§ Set exercise
Return the listing word for word, as given.

>> Begin Provided data

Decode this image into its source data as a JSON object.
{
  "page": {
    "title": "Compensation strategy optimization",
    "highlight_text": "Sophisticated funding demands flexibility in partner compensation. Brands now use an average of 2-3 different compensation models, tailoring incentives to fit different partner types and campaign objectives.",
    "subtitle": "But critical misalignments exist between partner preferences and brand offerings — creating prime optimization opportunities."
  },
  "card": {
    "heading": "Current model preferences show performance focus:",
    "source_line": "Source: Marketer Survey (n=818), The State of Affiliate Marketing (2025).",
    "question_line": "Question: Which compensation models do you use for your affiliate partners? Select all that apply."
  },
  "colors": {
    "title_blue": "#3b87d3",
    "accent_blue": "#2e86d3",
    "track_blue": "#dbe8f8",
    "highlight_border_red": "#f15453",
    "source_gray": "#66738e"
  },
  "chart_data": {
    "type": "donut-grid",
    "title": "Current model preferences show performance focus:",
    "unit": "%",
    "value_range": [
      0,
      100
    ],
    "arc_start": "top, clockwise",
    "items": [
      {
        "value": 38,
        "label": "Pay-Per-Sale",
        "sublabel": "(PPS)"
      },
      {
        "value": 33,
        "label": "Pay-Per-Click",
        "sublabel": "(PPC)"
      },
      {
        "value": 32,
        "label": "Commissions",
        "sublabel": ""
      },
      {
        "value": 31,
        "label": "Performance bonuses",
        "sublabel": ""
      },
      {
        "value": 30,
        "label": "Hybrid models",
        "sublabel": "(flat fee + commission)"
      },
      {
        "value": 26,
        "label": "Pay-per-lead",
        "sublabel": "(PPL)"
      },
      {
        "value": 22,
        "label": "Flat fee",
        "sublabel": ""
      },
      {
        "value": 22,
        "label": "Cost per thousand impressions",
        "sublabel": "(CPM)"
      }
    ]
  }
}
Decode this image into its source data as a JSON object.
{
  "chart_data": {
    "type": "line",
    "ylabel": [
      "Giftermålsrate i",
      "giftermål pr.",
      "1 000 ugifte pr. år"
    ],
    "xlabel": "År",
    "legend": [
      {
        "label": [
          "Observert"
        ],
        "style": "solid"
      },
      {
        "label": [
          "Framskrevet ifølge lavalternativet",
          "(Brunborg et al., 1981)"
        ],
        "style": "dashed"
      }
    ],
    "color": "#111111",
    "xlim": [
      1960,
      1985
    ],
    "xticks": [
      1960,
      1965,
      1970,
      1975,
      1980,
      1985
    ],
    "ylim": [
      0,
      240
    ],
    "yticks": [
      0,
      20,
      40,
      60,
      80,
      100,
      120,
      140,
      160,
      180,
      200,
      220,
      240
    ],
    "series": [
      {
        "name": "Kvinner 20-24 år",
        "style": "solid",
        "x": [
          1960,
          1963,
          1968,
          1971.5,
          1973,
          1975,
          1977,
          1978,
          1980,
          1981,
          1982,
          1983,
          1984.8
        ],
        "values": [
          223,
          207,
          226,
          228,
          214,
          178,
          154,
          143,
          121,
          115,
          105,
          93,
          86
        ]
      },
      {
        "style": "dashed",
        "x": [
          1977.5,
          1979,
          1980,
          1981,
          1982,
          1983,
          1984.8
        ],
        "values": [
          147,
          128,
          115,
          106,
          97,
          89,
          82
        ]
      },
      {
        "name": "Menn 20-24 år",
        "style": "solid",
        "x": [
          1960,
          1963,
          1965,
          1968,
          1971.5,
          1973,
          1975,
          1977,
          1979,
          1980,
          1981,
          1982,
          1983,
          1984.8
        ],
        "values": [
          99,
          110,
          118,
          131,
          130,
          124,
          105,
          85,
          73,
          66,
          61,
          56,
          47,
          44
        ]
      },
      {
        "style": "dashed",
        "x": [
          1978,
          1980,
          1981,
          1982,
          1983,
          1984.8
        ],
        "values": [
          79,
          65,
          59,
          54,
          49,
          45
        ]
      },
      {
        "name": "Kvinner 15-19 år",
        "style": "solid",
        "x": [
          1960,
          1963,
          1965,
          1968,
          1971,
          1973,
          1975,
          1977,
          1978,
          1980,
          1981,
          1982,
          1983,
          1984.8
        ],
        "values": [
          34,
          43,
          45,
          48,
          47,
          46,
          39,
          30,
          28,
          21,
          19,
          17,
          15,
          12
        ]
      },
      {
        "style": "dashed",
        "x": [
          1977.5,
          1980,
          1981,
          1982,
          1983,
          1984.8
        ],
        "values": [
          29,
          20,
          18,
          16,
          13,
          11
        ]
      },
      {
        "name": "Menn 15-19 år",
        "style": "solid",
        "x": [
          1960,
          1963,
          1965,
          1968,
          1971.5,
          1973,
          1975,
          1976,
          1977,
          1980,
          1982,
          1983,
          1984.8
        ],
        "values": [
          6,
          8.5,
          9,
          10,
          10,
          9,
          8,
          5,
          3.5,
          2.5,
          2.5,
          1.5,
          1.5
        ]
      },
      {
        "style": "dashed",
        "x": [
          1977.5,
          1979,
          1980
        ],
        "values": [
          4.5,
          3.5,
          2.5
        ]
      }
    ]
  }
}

>> End Provided data

§ Result
Decode this image into its source data as a JSON object.
{
  "page": {
    "title": "Compensation strategy optimization",
    "highlight_text": "Sophisticated funding demands flexibility in partner compensation. Brands now use an average of 2-3 different compensation models, tailoring incentives to fit different partner types and campaign objectives.",
    "subtitle": "But critical misalignments exist between partner preferences and brand offerings — creating prime optimization opportunities."
  },
  "card": {
    "heading": "Current model preferences show performance focus:",
    "source_line": "Source: Marketer Survey (n=818), The State of Affiliate Marketing (2025).",
    "question_line": "Question: Which compensation models do you use for your affiliate partners? Select all that apply."
  },
  "colors": {
    "title_blue": "#3b87d3",
    "accent_blue": "#2e86d3",
    "track_blue": "#dbe8f8",
    "highlight_border_red": "#f15453",
    "source_gray": "#66738e"
  },
  "chart_data": {
    "type": "donut-grid",
    "title": "Current model preferences show performance focus:",
    "unit": "%",
    "value_range": [
      0,
      100
    ],
    "arc_start": "top, clockwise",
    "items": [
      {
        "value": 38,
        "label": "Pay-Per-Sale",
        "sublabel": "(PPS)"
      },
      {
        "value": 33,
        "label": "Pay-Per-Click",
        "sublabel": "(PPC)"
      },
      {
        "value": 32,
        "label": "Commissions",
        "sublabel": ""
      },
      {
        "value": 31,
        "label": "Performance bonuses",
        "sublabel": ""
      },
      {
        "value": 30,
        "label": "Hybrid models",
        "sublabel": "(flat fee + commission)"
      },
      {
        "value": 26,
        "label": "Pay-per-lead",
        "sublabel": "(PPL)"
      },
      {
        "value": 22,
        "label": "Flat fee",
        "sublabel": ""
      },
      {
        "value": 22,
        "label": "Cost per thousand impressions",
        "sublabel": "(CPM)"
      }
    ]
  }
}
Decode this image into its source data as a JSON object.
{
  "chart_data": {
    "type": "line",
    "ylabel": [
      "Giftermålsrate i",
      "giftermål pr.",
      "1 000 ugifte pr. år"
    ],
    "xlabel": "År",
    "legend": [
      {
        "label": [
          "Observert"
        ],
        "style": "solid"
      },
      {
        "label": [
          "Framskrevet ifølge lavalternativet",
          "(Brunborg et al., 1981)"
        ],
        "style": "dashed"
      }
    ],
    "color": "#111111",
    "xlim": [
      1960,
      1985
    ],
    "xticks": [
      1960,
      1965,
      1970,
      1975,
      1980,
      1985
    ],
    "ylim": [
      0,
      240
    ],
    "yticks": [
      0,
      20,
      40,
      60,
      80,
      100,
      120,
      140,
      160,
      180,
      200,
      220,
      240
    ],
    "series": [
      {
        "name": "Kvinner 20-24 år",
        "style": "solid",
        "x": [
          1960,
          1963,
          1968,
          1971.5,
          1973,
          1975,
          1977,
          1978,
          1980,
          1981,
          1982,
          1983,
          1984.8
        ],
        "values": [
          223,
          207,
          226,
          228,
          214,
          178,
          154,
          143,
          121,
          115,
          105,
          93,
          86
        ]
      },
      {
        "style": "dashed",
        "x": [
          1977.5,
          1979,
          1980,
          1981,
          1982,
          1983,
          1984.8
        ],
        "values": [
          147,
          128,
          115,
          106,
          97,
          89,
          82
        ]
      },
      {
        "name": "Menn 20-24 år",
        "style": "solid",
        "x": [
          1960,
          1963,
          1965,
          1968,
          1971.5,
          1973,
          1975,
          1977,
          1979,
          1980,
          1981,
          1982,
          1983,
          1984.8
        ],
        "values": [
          99,
          110,
          118,
          131,
          130,
          124,
          105,
          85,
          73,
          66,
          61,
          56,
          47,
          44
        ]
      },
      {
        "style": "dashed",
        "x": [
          1978,
          1980,
          1981,
          1982,
          1983,
          1984.8
        ],
        "values": [
          79,
          65,
          59,
          54,
          49,
          45
        ]
      },
      {
        "name": "Kvinner 15-19 år",
        "style": "solid",
        "x": [
          1960,
          1963,
          1965,
          1968,
          1971,
          1973,
          1975,
          1977,
          1978,
          1980,
          1981,
          1982,
          1983,
          1984.8
        ],
        "values": [
          34,
          43,
          45,
          48,
          47,
          46,
          39,
          30,
          28,
          21,
          19,
          17,
          15,
          12
        ]
      },
      {
        "style": "dashed",
        "x": [
          1977.5,
          1980,
          1981,
          1982,
          1983,
          1984.8
        ],
        "values": [
          29,
          20,
          18,
          16,
          13,
          11
        ]
      },
      {
        "name": "Menn 15-19 år",
        "style": "solid",
        "x": [
          1960,
          1963,
          1965,
          1968,
          1971.5,
          1973,
          1975,
          1976,
          1977,
          1980,
          1982,
          1983,
          1984.8
        ],
        "values": [
          6,
          8.5,
          9,
          10,
          10,
          9,
          8,
          5,
          3.5,
          2.5,
          2.5,
          1.5,
          1.5
        ]
      },
      {
        "style": "dashed",
        "x": [
          1977.5,
          1979,
          1980
        ],
        "values": [
          4.5,
          3.5,
          2.5
        ]
      }
    ]
  }
}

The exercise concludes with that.